TASK BRIEF:
How many lines in the records below contain the word "type"? Answer with the number alone.

RAW DATA:
(begin)
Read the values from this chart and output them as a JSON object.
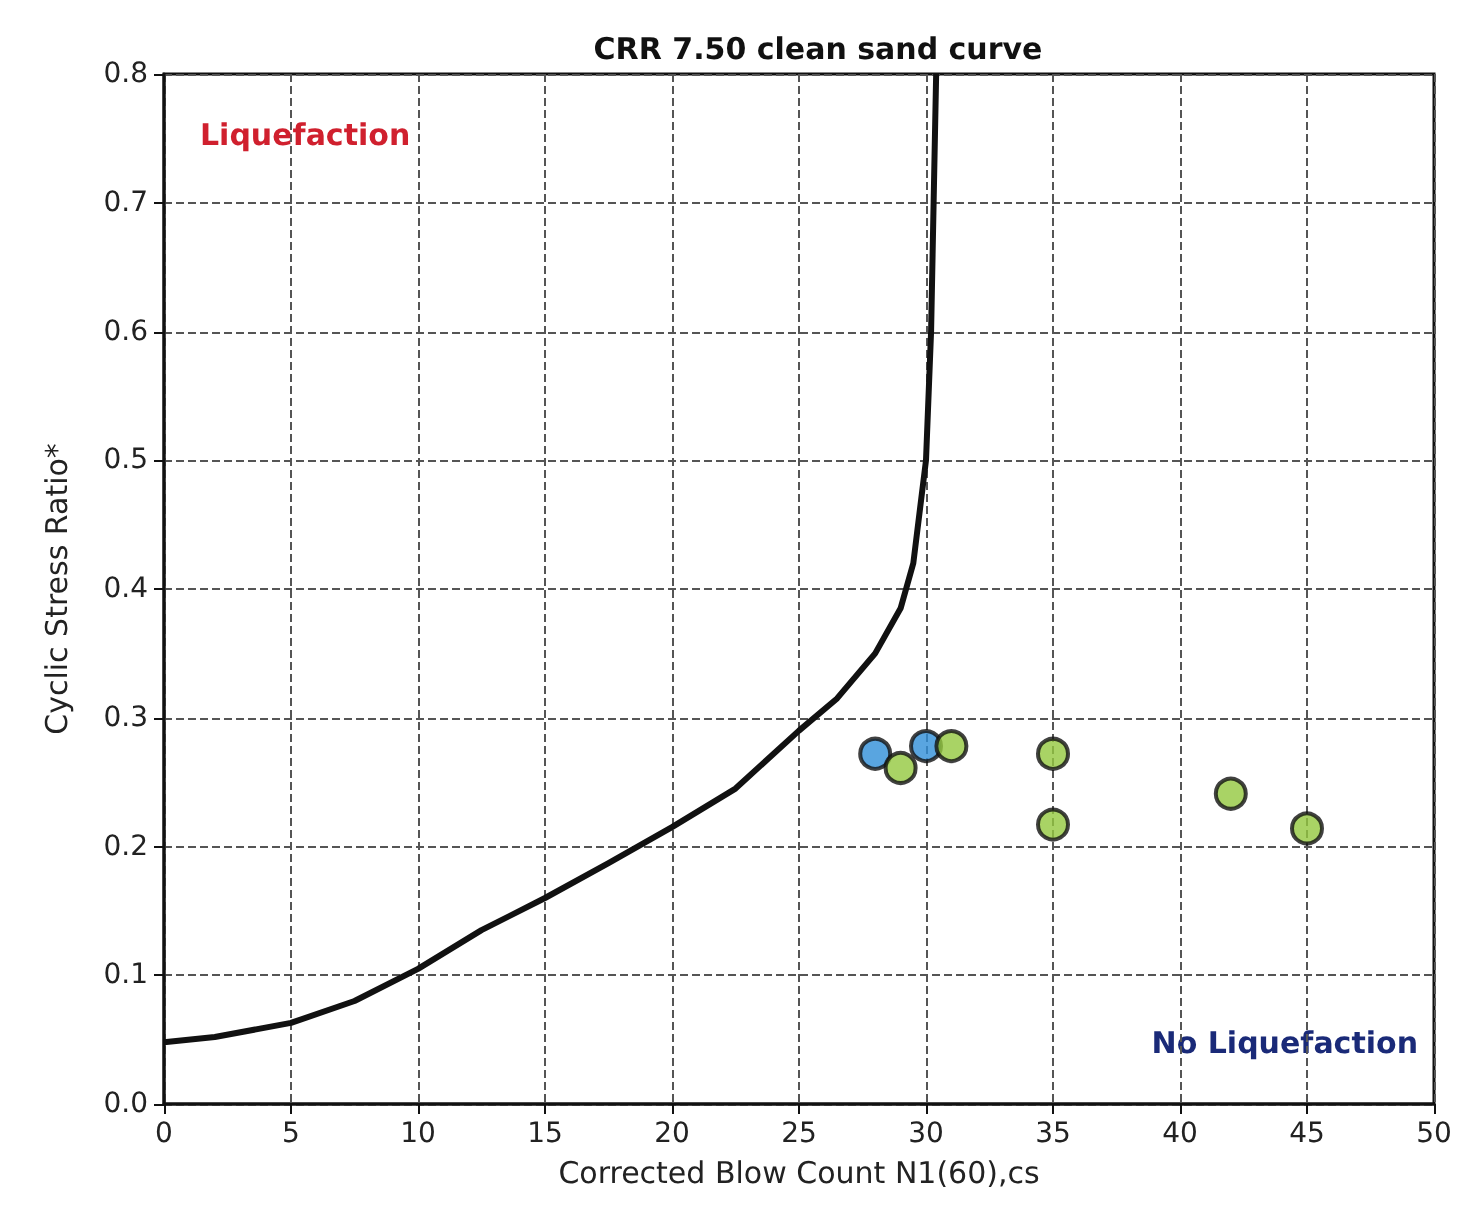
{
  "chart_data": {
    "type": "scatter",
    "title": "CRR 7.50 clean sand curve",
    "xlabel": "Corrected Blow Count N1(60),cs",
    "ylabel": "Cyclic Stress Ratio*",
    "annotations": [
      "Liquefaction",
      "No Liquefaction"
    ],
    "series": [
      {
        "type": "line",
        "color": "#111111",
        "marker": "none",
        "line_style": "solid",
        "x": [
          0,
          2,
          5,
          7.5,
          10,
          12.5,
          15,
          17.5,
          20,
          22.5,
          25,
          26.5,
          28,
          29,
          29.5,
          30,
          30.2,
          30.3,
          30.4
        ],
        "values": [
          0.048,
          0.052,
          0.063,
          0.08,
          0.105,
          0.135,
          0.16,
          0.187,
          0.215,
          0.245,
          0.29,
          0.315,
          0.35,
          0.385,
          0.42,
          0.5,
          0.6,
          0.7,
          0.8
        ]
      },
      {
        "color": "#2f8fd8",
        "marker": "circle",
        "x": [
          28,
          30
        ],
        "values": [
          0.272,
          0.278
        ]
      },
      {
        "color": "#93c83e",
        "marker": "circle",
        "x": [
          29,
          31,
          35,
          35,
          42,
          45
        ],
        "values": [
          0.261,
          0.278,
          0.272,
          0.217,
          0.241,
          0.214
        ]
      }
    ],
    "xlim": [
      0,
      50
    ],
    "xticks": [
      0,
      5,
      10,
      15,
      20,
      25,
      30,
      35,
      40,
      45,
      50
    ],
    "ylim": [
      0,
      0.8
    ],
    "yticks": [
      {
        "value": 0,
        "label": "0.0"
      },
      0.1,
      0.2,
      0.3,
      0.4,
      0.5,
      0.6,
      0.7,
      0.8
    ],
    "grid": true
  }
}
(end)
(begin)
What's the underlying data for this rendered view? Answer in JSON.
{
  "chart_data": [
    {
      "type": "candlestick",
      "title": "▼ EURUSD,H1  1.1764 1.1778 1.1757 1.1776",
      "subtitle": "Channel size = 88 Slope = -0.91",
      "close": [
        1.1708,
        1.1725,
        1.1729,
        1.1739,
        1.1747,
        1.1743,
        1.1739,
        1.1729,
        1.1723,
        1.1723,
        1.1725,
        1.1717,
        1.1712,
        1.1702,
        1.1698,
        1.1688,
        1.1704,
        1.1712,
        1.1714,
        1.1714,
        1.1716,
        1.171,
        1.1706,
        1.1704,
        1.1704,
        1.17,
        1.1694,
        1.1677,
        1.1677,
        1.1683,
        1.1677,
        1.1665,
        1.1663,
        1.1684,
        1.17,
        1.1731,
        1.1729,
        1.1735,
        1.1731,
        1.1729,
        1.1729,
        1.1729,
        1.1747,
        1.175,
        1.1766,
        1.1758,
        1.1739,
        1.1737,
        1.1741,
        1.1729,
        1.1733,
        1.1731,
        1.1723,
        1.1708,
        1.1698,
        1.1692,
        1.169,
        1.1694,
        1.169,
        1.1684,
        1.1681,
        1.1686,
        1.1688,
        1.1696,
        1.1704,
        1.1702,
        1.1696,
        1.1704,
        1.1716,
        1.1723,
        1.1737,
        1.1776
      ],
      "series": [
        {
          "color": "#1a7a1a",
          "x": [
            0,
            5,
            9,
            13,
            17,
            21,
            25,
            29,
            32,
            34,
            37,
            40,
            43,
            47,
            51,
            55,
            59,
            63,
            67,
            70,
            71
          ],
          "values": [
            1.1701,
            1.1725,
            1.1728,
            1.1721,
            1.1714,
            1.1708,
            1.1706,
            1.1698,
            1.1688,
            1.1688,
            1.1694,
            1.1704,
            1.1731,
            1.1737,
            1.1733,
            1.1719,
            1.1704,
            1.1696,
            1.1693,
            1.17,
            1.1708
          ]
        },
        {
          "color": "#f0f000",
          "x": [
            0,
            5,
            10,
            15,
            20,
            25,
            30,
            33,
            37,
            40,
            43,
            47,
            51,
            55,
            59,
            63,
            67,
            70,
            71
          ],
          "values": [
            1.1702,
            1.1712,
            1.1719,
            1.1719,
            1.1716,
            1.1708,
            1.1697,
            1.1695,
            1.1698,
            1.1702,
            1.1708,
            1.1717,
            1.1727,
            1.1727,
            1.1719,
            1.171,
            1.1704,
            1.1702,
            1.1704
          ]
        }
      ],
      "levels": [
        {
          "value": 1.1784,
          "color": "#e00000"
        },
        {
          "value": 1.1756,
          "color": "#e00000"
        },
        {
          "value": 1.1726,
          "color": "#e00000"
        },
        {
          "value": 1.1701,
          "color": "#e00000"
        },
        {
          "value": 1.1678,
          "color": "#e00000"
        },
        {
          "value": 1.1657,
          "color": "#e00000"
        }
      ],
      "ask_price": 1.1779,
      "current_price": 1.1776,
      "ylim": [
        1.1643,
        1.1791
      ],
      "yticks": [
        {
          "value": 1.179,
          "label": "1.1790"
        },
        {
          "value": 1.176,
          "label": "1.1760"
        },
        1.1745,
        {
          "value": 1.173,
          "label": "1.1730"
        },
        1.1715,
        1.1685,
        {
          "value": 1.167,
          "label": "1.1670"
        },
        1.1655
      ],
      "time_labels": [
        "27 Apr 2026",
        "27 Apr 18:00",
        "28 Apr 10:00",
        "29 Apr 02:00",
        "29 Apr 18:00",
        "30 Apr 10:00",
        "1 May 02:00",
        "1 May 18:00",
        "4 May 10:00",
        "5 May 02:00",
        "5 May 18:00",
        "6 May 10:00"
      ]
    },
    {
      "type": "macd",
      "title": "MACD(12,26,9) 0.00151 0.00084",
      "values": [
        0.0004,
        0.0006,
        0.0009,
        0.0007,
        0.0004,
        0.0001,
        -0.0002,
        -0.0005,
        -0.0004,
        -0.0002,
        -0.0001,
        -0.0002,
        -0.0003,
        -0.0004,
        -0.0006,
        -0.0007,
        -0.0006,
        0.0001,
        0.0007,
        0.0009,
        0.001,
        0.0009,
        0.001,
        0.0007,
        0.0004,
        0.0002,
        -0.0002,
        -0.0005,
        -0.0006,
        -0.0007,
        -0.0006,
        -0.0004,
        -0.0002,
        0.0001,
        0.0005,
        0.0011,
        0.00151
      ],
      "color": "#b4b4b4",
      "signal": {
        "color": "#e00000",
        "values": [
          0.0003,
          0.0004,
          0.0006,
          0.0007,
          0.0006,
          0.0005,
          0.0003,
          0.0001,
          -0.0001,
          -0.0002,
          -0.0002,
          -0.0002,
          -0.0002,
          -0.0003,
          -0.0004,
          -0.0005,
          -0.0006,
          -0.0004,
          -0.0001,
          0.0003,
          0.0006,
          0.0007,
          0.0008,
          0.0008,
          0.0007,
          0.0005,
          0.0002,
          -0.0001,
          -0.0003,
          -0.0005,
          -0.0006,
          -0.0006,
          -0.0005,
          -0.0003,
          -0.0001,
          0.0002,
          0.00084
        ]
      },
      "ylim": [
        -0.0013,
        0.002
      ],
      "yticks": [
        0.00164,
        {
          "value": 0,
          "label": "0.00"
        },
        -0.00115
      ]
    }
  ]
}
(end)
FINISHED ANSWER:
4